[EXERCISE PROMPT] Below is a listing to write out in full, exactly as given, without its pictures.

(Dataset listings of figures)
******

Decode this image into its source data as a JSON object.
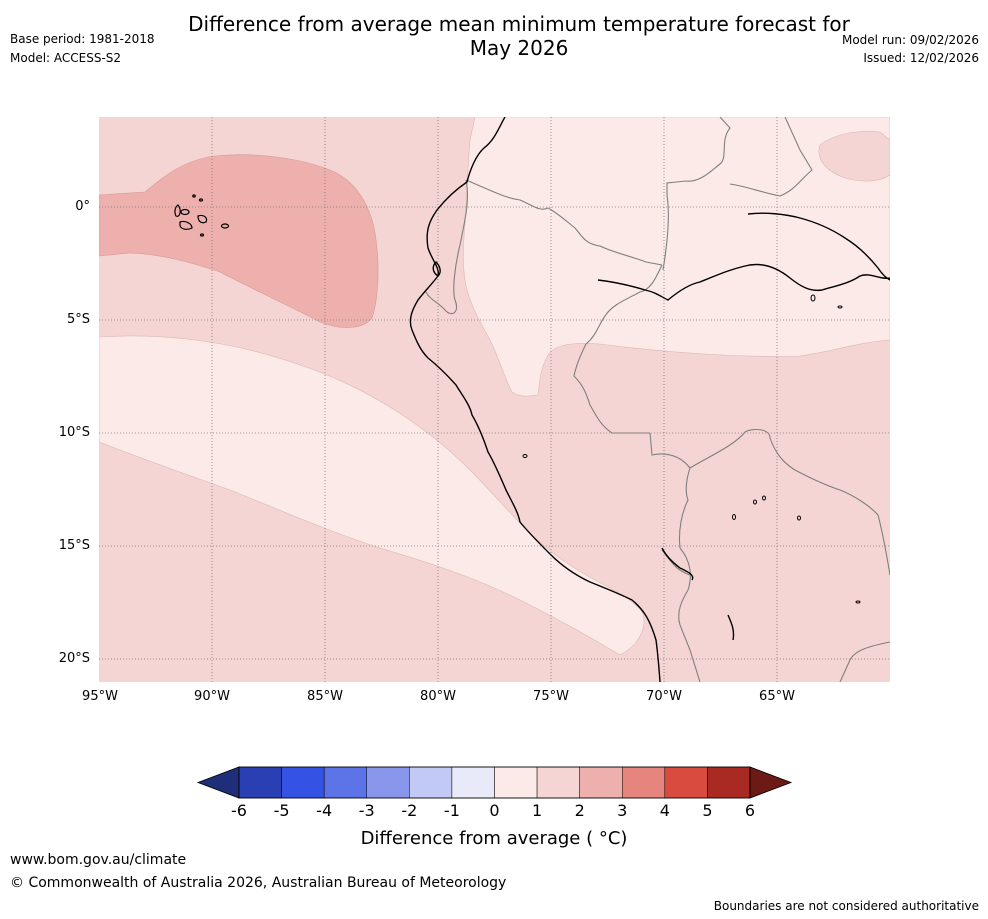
{
  "header": {
    "title_line1": "Difference from average mean minimum temperature forecast for",
    "title_line2": "May 2026",
    "base_period": "Base period: 1981-2018",
    "model": "Model: ACCESS-S2",
    "model_run": "Model run: 09/02/2026",
    "issued": "Issued: 12/02/2026"
  },
  "map": {
    "lat_labels": [
      "0°",
      "5°S",
      "10°S",
      "15°S",
      "20°S"
    ],
    "lon_labels": [
      "95°W",
      "90°W",
      "85°W",
      "80°W",
      "75°W",
      "70°W",
      "65°W"
    ],
    "colors": {
      "anomaly_0_1": "#fbeae8",
      "anomaly_1_2": "#f5d5d3",
      "anomaly_2_3": "#edb0ad",
      "coastline": "#000000",
      "border": "#7f7f7f",
      "grid": "#7a7a7a"
    }
  },
  "colorbar": {
    "ticks": [
      "-6",
      "-5",
      "-4",
      "-3",
      "-2",
      "-1",
      "0",
      "1",
      "2",
      "3",
      "4",
      "5",
      "6"
    ],
    "colors": [
      "#1f2e78",
      "#2a3fb4",
      "#3452e4",
      "#5c74e8",
      "#8896ec",
      "#c2c9f4",
      "#e8eafa",
      "#fbeae8",
      "#f5d5d3",
      "#edb0ad",
      "#e5857e",
      "#d94a3f",
      "#a82a22",
      "#6b1a16"
    ],
    "label": "Difference from average ( °C)"
  },
  "footer": {
    "url": "www.bom.gov.au/climate",
    "copyright": "© Commonwealth of Australia 2026, Australian Bureau of Meteorology",
    "disclaimer": "Boundaries are not considered authoritative"
  }
}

******

[TASK RESPONSE]
Decode this image into its source data as a JSON object.
{
  "header": {
    "title_line1": "Difference from average mean minimum temperature forecast for",
    "title_line2": "May 2026",
    "base_period": "Base period: 1981-2018",
    "model": "Model: ACCESS-S2",
    "model_run": "Model run: 09/02/2026",
    "issued": "Issued: 12/02/2026"
  },
  "map": {
    "lat_labels": [
      "0°",
      "5°S",
      "10°S",
      "15°S",
      "20°S"
    ],
    "lon_labels": [
      "95°W",
      "90°W",
      "85°W",
      "80°W",
      "75°W",
      "70°W",
      "65°W"
    ],
    "colors": {
      "anomaly_0_1": "#fbeae8",
      "anomaly_1_2": "#f5d5d3",
      "anomaly_2_3": "#edb0ad",
      "coastline": "#000000",
      "border": "#7f7f7f",
      "grid": "#7a7a7a"
    }
  },
  "colorbar": {
    "ticks": [
      "-6",
      "-5",
      "-4",
      "-3",
      "-2",
      "-1",
      "0",
      "1",
      "2",
      "3",
      "4",
      "5",
      "6"
    ],
    "colors": [
      "#1f2e78",
      "#2a3fb4",
      "#3452e4",
      "#5c74e8",
      "#8896ec",
      "#c2c9f4",
      "#e8eafa",
      "#fbeae8",
      "#f5d5d3",
      "#edb0ad",
      "#e5857e",
      "#d94a3f",
      "#a82a22",
      "#6b1a16"
    ],
    "label": "Difference from average ( °C)"
  },
  "footer": {
    "url": "www.bom.gov.au/climate",
    "copyright": "© Commonwealth of Australia 2026, Australian Bureau of Meteorology",
    "disclaimer": "Boundaries are not considered authoritative"
  }
}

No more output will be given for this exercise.